#### Figure data in JSON:
========
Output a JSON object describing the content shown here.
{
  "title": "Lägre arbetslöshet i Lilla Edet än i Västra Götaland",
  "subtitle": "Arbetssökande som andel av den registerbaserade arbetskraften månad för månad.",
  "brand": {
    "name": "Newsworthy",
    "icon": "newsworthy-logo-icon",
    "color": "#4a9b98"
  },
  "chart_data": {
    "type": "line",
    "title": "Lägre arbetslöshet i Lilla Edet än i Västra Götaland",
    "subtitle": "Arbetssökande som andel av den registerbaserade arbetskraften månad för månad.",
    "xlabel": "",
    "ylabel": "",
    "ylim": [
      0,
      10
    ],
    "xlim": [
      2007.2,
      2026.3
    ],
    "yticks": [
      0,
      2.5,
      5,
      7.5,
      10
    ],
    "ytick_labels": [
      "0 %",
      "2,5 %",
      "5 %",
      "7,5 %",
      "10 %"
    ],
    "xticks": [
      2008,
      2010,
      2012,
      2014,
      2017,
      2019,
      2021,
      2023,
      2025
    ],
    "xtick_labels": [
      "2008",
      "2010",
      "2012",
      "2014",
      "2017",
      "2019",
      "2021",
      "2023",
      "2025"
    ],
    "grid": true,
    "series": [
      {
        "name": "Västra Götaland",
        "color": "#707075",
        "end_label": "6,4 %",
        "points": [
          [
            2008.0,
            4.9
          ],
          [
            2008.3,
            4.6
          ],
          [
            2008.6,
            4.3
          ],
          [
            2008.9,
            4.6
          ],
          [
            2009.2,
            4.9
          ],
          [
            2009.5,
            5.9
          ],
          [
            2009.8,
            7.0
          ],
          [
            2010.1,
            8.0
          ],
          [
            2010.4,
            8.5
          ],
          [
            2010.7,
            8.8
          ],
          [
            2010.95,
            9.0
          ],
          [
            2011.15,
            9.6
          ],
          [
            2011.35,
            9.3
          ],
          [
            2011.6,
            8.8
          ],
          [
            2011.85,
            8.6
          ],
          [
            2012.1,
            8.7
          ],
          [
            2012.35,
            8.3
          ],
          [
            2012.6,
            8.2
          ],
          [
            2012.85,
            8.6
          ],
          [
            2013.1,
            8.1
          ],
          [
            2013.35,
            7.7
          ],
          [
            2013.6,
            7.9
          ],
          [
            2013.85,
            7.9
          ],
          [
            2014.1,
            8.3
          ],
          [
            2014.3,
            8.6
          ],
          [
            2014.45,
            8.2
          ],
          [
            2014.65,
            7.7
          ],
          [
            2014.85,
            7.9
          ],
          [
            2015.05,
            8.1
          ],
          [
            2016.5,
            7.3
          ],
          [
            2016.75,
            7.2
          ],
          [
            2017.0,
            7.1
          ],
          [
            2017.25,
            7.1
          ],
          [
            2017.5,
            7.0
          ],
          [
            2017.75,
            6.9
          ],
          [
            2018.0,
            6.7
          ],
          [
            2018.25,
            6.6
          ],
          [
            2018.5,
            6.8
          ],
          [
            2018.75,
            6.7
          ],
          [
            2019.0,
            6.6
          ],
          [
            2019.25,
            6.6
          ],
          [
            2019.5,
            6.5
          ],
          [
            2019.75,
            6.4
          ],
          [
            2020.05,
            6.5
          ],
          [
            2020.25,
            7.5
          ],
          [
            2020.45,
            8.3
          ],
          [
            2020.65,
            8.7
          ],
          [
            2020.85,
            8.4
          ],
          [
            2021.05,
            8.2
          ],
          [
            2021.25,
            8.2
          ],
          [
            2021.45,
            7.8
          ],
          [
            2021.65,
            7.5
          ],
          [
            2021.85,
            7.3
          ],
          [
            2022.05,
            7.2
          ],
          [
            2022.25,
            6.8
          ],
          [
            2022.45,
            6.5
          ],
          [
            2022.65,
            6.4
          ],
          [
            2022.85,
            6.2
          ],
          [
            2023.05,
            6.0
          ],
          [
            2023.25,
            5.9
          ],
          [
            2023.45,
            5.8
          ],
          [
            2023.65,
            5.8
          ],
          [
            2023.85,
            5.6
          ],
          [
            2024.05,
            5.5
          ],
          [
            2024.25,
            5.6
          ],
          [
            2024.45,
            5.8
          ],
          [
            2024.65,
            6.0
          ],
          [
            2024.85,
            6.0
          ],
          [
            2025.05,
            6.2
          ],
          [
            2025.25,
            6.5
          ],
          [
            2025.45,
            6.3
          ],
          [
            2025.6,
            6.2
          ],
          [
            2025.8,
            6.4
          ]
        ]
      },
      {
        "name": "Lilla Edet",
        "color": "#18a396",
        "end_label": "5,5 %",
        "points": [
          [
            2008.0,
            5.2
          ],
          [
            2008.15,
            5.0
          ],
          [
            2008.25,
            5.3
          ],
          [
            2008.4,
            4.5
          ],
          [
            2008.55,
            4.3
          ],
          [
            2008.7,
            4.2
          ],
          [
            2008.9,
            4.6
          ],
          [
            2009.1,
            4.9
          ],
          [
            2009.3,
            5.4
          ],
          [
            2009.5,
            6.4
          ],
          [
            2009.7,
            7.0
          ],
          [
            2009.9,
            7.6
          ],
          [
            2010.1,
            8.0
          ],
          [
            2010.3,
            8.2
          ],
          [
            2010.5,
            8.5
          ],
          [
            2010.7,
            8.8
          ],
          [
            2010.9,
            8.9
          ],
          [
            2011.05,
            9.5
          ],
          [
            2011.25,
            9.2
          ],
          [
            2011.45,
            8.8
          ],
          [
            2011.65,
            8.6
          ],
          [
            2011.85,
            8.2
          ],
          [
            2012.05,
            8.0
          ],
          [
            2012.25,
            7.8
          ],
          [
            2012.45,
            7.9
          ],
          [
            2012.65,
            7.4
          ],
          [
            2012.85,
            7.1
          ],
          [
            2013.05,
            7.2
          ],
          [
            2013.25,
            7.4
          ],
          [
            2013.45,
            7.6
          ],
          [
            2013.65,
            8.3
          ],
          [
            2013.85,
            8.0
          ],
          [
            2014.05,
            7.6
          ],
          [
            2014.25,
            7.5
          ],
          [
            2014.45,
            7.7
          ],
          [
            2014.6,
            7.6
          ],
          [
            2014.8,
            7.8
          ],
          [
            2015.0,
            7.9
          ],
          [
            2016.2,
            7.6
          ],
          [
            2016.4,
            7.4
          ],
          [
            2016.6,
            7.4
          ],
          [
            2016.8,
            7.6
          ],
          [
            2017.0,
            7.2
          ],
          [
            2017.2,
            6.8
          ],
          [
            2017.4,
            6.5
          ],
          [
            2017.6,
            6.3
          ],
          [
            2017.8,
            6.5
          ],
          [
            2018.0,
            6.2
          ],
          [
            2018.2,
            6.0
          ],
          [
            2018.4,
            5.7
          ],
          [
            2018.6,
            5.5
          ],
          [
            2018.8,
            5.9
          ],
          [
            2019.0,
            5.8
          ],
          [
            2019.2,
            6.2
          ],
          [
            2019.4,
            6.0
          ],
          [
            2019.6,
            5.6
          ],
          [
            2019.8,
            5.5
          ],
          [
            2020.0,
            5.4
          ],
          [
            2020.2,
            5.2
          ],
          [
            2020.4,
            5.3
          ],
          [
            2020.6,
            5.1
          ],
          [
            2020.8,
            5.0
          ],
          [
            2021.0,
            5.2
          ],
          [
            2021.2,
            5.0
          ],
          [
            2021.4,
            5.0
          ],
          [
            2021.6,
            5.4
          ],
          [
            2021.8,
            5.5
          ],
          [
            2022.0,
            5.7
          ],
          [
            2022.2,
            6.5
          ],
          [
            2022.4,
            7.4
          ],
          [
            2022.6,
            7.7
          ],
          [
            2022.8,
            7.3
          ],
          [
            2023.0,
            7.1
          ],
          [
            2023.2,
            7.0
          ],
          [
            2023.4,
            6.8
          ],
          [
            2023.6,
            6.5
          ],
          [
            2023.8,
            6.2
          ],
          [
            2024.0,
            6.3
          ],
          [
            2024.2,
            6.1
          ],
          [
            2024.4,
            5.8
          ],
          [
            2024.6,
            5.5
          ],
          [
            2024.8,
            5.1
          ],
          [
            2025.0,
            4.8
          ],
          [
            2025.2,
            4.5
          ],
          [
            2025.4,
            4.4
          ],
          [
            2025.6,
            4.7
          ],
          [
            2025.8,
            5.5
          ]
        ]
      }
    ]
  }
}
========
#### Aim of the exercise:
Copy out the lines in which the string "Lilla" appears.

#### Answer to this task:
  "title": "Lägre arbetslöshet i Lilla Edet än i Västra Götaland",
    "title": "Lägre arbetslöshet i Lilla Edet än i Västra Götaland",
        "name": "Lilla Edet",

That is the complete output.